• [RECORDS FOR THE TASK]:
* START *

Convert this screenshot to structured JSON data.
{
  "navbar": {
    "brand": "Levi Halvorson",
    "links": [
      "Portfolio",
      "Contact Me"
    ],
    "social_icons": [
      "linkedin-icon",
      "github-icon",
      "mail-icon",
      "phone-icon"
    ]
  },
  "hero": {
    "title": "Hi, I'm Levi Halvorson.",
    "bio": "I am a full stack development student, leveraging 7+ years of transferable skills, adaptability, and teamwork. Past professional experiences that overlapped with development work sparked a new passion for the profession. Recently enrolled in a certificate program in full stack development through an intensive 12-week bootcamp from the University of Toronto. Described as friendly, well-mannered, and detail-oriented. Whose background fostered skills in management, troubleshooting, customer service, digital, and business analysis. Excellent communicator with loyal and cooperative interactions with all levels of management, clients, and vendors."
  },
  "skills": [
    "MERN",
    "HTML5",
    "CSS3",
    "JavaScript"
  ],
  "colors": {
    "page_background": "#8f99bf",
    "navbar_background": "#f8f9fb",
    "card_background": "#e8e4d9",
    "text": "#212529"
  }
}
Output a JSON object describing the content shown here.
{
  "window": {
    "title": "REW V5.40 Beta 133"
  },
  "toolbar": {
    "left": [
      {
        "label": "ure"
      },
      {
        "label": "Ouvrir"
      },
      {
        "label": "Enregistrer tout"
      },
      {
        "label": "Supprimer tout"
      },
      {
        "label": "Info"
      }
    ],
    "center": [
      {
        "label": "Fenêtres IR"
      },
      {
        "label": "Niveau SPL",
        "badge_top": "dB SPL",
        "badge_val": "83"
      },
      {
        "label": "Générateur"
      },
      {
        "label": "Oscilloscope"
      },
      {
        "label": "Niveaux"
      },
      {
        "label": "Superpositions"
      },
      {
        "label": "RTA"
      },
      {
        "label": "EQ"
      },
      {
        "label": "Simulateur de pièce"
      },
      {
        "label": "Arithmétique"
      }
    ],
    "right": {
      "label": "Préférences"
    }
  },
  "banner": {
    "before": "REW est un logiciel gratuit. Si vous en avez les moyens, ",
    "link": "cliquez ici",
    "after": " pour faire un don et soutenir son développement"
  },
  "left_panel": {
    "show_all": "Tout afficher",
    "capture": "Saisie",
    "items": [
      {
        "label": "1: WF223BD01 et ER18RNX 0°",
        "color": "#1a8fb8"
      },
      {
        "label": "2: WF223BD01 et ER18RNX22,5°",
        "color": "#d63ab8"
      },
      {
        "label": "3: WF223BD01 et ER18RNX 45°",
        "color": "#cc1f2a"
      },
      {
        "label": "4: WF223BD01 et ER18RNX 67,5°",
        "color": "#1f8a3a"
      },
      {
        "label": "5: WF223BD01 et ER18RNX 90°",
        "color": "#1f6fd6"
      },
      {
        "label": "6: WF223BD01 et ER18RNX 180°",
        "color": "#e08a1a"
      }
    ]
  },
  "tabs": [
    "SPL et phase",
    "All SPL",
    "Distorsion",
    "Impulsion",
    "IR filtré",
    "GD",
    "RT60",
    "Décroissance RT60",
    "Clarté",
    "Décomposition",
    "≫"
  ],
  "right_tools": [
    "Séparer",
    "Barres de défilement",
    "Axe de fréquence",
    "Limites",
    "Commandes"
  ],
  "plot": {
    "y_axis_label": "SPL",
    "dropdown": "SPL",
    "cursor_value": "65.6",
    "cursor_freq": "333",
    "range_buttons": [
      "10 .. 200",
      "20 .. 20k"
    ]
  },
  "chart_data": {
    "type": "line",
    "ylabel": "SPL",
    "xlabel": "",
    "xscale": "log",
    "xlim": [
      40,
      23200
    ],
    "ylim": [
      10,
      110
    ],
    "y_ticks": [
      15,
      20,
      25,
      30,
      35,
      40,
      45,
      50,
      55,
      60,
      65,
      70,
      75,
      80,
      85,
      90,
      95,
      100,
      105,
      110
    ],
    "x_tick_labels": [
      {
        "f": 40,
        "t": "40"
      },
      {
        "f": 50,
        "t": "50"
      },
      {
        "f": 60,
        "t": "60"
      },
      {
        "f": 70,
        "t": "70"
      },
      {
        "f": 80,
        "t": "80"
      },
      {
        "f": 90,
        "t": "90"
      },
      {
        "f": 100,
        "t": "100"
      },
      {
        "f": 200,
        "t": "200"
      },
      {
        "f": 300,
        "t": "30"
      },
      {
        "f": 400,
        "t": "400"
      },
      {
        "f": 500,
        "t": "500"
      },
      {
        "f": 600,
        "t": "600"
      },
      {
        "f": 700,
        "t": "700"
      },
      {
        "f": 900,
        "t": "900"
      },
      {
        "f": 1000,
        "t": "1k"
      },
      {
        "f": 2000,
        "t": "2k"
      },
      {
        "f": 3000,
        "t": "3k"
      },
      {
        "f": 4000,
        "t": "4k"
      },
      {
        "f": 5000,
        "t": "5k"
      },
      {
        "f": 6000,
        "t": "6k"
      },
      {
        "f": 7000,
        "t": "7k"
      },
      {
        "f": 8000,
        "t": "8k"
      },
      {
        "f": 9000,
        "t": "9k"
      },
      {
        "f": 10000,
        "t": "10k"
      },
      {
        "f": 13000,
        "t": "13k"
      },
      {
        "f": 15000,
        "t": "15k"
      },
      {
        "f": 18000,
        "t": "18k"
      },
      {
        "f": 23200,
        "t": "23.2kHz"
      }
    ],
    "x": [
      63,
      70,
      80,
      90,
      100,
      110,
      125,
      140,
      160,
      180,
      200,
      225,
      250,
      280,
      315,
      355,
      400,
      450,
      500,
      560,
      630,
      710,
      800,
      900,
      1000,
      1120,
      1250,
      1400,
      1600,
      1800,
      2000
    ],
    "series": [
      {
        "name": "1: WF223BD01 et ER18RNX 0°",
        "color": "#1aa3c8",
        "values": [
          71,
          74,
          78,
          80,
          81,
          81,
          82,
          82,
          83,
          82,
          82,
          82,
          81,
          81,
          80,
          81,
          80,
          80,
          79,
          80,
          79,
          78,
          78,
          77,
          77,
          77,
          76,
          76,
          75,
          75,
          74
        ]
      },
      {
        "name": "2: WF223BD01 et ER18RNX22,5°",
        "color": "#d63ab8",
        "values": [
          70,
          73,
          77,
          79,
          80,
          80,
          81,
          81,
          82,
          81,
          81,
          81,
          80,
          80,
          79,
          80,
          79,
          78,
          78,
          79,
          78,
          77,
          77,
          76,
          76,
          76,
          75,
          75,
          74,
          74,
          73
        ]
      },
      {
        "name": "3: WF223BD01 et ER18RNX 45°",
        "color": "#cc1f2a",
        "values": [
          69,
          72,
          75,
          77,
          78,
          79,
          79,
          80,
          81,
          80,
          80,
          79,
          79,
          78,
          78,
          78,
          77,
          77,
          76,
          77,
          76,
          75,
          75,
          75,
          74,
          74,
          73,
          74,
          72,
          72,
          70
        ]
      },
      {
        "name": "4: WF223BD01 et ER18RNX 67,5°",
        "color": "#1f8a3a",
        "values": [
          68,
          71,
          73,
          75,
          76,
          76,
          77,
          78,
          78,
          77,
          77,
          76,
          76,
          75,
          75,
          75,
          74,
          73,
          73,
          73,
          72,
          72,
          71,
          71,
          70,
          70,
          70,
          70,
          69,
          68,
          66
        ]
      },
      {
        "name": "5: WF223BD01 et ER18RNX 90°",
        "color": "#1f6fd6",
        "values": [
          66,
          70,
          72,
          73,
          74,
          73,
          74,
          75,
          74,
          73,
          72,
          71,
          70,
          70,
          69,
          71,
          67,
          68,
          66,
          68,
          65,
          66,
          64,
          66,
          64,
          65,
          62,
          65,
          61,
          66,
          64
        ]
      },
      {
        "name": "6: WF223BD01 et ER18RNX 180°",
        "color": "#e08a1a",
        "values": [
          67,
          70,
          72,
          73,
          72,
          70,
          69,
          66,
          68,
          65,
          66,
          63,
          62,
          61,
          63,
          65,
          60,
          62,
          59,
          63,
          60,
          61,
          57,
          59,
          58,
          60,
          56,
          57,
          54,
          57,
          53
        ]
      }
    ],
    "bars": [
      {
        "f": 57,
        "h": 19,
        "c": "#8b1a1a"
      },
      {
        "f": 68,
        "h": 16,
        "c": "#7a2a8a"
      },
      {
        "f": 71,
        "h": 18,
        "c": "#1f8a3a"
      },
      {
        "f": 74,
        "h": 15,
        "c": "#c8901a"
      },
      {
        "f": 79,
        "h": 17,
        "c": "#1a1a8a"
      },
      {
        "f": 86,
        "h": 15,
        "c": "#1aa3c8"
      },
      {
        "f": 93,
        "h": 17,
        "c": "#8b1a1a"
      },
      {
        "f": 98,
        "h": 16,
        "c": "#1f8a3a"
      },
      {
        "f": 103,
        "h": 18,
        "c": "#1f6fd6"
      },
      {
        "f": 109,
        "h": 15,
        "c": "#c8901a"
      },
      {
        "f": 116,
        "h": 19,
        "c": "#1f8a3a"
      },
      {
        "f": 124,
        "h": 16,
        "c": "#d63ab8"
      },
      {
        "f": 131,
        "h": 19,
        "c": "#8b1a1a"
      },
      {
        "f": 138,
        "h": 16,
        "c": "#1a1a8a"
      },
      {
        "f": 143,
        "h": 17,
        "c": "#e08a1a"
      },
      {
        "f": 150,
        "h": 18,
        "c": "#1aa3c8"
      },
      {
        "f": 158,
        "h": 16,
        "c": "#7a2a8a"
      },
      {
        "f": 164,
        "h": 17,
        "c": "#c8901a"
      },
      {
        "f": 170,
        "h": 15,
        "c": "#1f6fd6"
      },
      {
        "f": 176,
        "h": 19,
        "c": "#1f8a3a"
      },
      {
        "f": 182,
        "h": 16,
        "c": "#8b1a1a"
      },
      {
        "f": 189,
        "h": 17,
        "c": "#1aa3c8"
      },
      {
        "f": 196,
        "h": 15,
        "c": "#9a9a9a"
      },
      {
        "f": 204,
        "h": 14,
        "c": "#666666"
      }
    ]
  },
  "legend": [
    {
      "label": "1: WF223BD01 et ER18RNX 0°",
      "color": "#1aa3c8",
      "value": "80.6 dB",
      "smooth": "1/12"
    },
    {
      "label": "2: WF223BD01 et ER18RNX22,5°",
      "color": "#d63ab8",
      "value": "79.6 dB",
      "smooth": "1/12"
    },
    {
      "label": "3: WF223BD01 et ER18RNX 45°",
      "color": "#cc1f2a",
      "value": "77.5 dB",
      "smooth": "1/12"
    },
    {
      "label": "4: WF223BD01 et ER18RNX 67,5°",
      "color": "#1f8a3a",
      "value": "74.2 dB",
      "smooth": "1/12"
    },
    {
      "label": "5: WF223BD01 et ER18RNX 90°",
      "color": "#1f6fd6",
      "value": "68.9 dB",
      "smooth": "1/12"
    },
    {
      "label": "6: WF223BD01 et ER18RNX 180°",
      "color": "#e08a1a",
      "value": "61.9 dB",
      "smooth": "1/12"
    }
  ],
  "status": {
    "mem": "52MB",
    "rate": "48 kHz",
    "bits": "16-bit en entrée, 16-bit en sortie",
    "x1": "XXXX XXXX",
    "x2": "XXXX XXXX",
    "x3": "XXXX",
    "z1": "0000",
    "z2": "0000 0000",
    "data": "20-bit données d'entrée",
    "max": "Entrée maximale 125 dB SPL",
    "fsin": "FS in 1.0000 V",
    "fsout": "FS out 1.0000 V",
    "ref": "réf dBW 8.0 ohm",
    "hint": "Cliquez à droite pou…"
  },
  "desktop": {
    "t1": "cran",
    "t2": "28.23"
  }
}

* END *

• [AIM OF THE EXERCISE]:
In the records, locate each line holding the string "skills" and copy it.

• [RESPONSE]:
    "bio": "I am a full stack development student, leveraging 7+ years of transferable skills, adaptability, and teamwork. Past professional experiences that overlapped with development work sparked a new passion for the profession. Recently enrolled in a certificate program in full stack development through an intensive 12-week bootcamp from the University of Toronto. Described as friendly, well-mannered, and detail-oriented. Whose background fostered skills in management, troubleshooting, customer service, digital, and business analysis. Excellent communicator with loyal and cooperative interactions with all levels of management, clients, and vendors."
  "skills": [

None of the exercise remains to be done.